_GOAL_
Spot each line that carries the word "labels"; copy those lines.

_RECORDS SHOWN_
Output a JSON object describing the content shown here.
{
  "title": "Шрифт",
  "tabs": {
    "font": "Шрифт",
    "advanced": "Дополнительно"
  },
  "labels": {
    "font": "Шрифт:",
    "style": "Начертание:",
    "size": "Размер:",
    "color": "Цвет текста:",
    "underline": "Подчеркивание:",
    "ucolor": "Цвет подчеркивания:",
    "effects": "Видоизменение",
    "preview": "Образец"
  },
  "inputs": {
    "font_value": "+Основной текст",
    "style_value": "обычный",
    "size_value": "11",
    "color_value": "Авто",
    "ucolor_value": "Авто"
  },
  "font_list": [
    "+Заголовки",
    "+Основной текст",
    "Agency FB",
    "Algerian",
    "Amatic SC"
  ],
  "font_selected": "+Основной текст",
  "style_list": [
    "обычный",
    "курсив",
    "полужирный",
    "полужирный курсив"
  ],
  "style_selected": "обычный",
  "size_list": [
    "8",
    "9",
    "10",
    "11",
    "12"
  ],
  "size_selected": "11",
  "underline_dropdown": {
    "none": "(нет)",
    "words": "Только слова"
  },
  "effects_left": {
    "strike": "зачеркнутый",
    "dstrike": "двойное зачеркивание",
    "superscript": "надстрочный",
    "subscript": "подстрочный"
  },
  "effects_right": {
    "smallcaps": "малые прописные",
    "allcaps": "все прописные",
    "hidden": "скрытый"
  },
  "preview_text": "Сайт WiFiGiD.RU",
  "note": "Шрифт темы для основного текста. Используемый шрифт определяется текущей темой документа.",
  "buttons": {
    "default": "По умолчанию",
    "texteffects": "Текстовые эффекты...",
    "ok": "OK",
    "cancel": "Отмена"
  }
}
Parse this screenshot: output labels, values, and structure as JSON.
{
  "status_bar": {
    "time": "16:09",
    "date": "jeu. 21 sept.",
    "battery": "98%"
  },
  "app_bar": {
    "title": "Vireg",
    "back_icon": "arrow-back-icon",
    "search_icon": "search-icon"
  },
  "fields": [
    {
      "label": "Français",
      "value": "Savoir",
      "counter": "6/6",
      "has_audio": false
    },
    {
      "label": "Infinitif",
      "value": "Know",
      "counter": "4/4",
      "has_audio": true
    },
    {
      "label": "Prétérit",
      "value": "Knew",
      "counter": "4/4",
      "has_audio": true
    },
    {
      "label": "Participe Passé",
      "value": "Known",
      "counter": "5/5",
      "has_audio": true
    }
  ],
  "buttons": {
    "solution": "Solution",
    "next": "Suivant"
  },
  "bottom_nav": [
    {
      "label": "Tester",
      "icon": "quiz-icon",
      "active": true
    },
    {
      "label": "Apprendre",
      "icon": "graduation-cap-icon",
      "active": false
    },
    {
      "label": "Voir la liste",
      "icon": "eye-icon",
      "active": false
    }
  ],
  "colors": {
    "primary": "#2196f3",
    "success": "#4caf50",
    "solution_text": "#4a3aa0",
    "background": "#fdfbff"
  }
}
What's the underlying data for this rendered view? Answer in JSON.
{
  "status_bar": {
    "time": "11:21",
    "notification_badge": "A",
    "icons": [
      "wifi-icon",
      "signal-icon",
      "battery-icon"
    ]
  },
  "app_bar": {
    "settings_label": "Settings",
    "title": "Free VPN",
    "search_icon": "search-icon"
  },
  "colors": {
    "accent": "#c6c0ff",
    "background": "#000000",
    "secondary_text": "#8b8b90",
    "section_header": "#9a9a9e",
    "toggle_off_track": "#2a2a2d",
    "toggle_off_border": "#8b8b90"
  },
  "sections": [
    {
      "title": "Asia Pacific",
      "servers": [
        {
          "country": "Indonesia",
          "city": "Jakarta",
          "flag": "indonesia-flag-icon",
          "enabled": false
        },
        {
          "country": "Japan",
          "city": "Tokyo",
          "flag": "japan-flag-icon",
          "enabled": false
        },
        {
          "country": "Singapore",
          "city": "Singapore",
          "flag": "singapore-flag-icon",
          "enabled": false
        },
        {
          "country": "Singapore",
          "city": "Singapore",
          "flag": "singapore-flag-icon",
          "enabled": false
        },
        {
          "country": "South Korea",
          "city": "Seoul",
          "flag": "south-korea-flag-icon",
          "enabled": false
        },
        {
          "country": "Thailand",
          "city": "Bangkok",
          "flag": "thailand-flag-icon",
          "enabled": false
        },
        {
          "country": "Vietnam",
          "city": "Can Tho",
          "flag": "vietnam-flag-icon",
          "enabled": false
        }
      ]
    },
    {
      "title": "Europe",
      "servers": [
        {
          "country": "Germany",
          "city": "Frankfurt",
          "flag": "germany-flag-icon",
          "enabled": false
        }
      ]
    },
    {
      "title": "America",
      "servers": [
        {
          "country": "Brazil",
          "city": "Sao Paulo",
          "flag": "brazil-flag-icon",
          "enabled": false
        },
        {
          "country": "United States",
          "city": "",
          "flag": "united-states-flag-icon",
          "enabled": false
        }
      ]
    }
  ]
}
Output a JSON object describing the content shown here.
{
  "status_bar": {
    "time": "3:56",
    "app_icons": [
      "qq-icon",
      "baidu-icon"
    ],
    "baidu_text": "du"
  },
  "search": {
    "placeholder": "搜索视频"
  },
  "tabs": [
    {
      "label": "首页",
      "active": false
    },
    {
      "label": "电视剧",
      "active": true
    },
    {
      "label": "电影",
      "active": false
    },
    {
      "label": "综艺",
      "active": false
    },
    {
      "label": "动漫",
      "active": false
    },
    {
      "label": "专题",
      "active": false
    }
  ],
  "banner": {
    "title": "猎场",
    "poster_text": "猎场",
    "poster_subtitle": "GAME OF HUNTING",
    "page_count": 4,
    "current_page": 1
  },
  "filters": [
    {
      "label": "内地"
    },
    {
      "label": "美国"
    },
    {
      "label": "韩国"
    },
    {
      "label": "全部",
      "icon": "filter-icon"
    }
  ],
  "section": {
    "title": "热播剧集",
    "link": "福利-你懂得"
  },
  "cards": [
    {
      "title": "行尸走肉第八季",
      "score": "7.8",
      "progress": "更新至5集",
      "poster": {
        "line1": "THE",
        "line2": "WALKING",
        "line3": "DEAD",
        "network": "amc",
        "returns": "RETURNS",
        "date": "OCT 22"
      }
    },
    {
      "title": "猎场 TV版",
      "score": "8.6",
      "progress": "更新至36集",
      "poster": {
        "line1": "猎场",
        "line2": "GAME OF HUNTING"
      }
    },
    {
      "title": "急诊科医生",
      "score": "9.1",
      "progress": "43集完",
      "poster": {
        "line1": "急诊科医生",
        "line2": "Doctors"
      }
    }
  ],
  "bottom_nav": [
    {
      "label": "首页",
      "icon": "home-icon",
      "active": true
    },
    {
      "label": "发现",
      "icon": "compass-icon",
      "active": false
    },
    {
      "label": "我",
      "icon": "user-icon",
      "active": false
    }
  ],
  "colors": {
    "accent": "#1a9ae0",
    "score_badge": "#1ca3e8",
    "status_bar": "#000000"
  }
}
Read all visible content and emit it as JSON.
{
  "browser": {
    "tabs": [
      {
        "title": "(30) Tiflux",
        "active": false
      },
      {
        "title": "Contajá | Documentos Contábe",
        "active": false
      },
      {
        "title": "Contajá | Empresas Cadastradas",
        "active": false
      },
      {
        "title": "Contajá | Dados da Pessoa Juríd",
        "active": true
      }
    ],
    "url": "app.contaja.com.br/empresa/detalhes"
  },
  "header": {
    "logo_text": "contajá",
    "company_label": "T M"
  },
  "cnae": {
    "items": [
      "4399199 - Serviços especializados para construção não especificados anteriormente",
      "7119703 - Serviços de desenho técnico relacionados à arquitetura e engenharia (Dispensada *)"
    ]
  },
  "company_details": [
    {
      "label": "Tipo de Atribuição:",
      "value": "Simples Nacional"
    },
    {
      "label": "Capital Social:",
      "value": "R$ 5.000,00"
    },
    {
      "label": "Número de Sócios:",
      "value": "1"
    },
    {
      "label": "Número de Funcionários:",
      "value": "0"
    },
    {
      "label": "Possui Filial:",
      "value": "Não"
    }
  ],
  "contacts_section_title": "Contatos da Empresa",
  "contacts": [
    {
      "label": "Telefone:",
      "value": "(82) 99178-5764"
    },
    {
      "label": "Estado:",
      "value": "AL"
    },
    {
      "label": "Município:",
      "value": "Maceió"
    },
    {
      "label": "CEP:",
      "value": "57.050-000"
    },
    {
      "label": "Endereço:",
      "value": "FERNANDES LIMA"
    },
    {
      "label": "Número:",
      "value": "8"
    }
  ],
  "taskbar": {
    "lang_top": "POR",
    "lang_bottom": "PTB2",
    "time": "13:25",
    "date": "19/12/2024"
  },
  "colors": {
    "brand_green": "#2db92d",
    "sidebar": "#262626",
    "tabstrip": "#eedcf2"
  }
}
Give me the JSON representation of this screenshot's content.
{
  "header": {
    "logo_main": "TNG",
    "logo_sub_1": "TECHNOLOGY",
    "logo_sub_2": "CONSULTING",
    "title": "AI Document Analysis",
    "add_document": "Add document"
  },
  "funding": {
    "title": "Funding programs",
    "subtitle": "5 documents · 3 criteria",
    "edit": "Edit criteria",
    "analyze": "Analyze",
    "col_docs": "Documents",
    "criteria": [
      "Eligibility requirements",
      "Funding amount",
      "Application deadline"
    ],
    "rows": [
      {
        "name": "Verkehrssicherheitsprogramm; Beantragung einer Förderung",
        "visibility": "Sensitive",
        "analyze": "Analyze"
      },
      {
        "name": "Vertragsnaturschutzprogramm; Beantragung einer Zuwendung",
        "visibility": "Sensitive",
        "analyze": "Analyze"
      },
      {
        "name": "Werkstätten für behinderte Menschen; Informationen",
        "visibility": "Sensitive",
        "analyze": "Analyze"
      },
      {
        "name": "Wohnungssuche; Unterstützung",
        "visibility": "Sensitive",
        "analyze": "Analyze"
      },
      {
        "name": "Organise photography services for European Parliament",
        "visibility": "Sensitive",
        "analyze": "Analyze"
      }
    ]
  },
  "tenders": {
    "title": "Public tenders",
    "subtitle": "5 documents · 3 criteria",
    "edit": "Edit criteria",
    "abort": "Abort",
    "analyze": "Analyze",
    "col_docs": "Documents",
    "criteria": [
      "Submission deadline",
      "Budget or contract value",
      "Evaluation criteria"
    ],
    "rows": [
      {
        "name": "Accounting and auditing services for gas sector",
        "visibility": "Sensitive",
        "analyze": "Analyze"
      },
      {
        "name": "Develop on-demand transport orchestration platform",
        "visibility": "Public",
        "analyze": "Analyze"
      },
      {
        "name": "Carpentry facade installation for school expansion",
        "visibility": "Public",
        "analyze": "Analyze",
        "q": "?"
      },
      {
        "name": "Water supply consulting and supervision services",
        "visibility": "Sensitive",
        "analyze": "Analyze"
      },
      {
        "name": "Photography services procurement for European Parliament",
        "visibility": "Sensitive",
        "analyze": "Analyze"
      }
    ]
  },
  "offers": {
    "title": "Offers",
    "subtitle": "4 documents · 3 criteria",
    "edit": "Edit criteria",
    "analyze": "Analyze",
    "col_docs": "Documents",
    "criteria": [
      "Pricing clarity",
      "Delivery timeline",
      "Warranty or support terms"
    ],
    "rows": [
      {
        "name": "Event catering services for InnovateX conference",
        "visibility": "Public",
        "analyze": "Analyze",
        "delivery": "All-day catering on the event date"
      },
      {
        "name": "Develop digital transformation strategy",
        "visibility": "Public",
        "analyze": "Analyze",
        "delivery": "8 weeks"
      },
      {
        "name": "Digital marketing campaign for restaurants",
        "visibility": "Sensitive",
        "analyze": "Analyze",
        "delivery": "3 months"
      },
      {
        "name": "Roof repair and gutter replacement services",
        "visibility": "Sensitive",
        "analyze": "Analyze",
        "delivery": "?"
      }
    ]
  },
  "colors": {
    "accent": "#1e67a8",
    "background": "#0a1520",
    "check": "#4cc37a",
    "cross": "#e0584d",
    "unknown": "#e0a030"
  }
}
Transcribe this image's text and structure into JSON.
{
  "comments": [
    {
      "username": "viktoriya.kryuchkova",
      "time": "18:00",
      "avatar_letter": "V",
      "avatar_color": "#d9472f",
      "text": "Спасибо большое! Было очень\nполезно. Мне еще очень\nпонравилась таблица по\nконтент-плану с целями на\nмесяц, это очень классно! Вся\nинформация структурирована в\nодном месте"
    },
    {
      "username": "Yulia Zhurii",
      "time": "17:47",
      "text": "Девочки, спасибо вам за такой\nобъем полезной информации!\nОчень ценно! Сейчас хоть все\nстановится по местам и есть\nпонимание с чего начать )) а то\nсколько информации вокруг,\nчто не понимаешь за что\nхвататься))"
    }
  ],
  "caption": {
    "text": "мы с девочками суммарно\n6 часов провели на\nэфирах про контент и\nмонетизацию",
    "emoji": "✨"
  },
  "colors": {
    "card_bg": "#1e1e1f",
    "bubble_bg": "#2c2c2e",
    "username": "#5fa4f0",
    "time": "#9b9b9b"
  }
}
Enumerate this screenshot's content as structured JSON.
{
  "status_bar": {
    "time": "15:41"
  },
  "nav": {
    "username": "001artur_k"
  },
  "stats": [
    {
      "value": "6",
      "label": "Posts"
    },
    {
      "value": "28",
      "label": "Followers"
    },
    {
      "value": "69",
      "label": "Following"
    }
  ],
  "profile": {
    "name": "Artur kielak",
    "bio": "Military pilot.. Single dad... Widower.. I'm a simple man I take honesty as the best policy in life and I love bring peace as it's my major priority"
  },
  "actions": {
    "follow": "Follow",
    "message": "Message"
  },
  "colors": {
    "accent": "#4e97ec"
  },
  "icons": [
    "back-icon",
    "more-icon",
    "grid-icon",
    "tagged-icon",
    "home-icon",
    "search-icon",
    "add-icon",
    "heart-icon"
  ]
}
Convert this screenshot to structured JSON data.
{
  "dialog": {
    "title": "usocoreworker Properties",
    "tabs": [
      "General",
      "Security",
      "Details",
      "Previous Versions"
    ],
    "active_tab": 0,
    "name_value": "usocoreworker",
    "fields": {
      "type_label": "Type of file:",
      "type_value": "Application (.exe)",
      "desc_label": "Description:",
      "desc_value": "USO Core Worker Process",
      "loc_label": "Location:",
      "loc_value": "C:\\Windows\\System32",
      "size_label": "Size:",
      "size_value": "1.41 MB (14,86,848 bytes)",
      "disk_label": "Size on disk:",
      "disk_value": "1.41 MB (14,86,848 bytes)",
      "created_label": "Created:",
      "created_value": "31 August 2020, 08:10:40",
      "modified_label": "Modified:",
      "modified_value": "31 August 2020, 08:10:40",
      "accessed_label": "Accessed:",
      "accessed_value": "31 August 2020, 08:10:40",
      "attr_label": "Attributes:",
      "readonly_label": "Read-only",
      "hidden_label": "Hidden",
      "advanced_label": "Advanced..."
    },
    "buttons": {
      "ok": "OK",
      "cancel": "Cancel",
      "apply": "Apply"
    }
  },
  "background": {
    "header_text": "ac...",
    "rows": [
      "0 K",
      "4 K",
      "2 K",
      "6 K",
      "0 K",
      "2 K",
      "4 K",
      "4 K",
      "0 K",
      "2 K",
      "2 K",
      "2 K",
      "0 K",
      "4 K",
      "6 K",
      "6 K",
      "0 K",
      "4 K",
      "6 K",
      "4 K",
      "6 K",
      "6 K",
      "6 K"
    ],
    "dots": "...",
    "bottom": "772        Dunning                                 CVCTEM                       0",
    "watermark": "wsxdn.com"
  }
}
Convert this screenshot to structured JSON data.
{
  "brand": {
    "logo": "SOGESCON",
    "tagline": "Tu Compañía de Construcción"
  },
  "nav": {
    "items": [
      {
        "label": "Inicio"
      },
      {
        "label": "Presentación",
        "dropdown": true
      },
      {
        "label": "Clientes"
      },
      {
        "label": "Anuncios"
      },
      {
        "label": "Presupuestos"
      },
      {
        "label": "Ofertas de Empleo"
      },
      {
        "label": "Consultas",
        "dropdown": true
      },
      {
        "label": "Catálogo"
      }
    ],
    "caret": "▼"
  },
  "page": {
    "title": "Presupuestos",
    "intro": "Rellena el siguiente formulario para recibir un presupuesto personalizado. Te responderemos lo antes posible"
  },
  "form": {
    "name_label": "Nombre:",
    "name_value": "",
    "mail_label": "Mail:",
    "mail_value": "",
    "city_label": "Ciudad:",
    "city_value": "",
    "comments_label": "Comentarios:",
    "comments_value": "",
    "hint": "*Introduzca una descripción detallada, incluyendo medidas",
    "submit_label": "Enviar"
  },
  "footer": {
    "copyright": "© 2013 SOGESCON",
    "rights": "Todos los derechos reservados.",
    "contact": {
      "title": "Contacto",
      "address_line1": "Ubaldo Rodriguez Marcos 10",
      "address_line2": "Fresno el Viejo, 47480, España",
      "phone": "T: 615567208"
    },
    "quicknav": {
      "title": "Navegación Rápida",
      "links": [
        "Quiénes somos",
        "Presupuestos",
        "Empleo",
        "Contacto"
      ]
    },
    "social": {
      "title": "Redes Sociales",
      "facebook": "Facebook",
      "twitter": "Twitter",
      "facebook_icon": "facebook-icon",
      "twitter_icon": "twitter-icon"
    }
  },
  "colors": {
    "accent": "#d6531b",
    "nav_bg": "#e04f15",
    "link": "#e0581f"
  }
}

_SOLUTION_
  "labels": {
Parse this screenshot: output labels, values, and structure as JSON.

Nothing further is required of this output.